● **Set problem**
Using the material below, copy every line where "among" appears.

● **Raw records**

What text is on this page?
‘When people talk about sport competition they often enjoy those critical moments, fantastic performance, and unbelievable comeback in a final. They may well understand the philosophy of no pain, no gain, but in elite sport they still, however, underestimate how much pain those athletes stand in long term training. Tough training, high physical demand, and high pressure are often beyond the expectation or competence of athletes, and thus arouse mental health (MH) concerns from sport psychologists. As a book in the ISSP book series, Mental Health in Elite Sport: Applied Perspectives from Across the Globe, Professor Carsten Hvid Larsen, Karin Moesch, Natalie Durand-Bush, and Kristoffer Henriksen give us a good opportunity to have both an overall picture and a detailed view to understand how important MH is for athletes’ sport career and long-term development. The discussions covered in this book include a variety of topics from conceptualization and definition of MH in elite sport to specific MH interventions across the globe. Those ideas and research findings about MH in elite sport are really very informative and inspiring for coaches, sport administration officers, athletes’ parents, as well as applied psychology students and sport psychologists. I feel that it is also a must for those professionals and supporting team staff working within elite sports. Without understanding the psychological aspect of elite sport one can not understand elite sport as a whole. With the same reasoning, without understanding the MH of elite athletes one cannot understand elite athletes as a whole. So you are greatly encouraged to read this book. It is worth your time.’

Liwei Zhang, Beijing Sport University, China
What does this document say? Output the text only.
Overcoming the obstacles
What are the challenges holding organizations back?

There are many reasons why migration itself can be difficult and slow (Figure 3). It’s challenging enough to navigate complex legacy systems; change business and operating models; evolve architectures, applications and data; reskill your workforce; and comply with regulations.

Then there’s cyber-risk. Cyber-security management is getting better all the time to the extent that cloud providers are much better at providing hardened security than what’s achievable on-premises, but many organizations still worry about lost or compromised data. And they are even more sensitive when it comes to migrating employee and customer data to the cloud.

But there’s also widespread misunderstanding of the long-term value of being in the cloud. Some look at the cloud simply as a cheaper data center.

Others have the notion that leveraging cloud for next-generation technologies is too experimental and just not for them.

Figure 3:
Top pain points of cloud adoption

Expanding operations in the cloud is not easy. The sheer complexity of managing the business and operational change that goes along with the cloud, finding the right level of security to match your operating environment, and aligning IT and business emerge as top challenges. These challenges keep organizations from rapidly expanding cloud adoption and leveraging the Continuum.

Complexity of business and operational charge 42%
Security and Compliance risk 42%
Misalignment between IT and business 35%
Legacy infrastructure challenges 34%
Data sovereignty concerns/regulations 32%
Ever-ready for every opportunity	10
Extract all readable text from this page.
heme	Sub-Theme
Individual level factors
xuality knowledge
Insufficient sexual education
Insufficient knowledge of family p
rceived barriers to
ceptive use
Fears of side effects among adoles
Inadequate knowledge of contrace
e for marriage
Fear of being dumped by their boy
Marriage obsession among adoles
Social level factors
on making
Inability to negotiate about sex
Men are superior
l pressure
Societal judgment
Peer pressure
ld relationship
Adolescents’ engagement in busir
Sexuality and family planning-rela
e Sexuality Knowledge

● **Reply**
Fears of side effects among adoles
Marriage obsession among adoles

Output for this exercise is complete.